§ **What is required**:
What follows is a listing; restate every line of it word for word.

§ **Items**:
************

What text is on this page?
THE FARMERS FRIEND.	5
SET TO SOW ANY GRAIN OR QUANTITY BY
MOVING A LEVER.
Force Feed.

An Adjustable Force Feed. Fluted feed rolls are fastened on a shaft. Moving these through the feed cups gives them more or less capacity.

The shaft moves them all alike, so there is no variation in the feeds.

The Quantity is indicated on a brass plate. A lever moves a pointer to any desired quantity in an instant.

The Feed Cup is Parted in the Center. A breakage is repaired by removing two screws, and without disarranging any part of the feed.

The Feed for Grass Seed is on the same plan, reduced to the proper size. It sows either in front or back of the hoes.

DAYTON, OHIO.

************

§ **Solution to this problem**:
What text is on this page?
THE FARMERS FRIEND.	5
SET TO SOW ANY GRAIN OR QUANTITY BY
MOVING A LEVER.
Force Feed.

An Adjustable Force Feed. Fluted feed rolls are fastened on a shaft. Moving these through the feed cups gives them more or less capacity.

The shaft moves them all alike, so there is no variation in the feeds.

The Quantity is indicated on a brass plate. A lever moves a pointer to any desired quantity in an instant.

The Feed Cup is Parted in the Center. A breakage is repaired by removing two screws, and without disarranging any part of the feed.

The Feed for Grass Seed is on the same plan, reduced to the proper size. It sows either in front or back of the hoes.

DAYTON, OHIO.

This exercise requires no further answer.